### [Excerpted data]
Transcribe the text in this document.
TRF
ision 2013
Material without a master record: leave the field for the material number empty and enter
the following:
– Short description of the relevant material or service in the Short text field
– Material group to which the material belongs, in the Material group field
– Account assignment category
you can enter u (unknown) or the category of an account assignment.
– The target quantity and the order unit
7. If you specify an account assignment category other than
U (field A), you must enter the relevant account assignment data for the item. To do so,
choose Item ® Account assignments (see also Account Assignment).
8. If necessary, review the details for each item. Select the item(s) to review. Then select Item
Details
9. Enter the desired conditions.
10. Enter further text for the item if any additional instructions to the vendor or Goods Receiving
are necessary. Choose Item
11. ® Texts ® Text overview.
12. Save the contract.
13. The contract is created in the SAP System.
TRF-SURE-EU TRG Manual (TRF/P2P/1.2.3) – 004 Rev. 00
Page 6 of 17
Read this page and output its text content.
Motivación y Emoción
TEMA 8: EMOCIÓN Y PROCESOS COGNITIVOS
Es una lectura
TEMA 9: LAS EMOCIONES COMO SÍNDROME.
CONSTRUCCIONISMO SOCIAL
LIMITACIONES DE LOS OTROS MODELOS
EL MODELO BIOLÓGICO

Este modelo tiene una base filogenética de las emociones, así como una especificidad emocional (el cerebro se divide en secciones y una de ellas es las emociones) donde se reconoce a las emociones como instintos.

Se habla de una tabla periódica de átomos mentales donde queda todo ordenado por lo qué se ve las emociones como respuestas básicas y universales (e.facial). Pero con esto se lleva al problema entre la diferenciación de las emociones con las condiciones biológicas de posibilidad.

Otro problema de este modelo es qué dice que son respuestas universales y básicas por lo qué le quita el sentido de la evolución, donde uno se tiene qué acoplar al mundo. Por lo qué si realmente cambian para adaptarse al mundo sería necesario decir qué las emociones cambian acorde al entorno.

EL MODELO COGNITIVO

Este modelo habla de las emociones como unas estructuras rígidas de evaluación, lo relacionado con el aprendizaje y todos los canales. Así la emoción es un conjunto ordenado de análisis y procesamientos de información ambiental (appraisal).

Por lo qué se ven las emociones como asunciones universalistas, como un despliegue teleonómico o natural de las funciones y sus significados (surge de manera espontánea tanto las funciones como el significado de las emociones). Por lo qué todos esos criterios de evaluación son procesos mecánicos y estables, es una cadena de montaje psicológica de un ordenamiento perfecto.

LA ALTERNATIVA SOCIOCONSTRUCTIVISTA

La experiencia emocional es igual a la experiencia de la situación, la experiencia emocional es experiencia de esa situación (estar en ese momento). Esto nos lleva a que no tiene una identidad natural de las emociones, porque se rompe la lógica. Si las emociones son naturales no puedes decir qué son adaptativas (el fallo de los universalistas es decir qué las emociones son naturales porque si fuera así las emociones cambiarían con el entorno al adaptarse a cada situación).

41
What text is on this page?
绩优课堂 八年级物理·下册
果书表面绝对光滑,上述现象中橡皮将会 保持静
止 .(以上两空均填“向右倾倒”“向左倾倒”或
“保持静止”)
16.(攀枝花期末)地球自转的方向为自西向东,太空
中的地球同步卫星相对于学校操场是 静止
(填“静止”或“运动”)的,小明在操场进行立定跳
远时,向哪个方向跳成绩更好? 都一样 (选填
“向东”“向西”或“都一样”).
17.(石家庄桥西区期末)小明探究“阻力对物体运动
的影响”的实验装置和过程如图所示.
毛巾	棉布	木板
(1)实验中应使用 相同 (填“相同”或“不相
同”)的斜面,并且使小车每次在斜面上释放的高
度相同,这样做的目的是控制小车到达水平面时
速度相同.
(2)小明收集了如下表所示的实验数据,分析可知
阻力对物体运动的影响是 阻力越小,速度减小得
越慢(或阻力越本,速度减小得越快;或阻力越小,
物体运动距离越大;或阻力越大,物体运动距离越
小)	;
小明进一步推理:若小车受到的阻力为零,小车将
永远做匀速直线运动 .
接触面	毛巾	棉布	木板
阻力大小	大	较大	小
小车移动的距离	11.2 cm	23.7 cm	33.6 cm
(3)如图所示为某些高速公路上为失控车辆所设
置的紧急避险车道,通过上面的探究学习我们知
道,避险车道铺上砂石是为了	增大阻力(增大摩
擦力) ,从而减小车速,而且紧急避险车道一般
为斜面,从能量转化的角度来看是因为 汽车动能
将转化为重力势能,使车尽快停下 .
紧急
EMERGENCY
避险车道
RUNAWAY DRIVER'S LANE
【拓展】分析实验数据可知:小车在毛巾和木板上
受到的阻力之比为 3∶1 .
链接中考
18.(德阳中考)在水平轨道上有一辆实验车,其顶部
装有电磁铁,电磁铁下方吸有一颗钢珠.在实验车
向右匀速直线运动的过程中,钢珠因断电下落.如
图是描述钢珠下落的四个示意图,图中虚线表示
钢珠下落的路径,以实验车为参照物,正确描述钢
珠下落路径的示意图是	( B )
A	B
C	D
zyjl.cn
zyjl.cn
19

### [Exercise brief]
From the data above, copy out every line with the string "material" in it.

### [Result below]
Material without a master record: leave the field for the material number empty and enter
– Short description of the relevant material or service in the Short text field
– Material group to which the material belongs, in the Material group field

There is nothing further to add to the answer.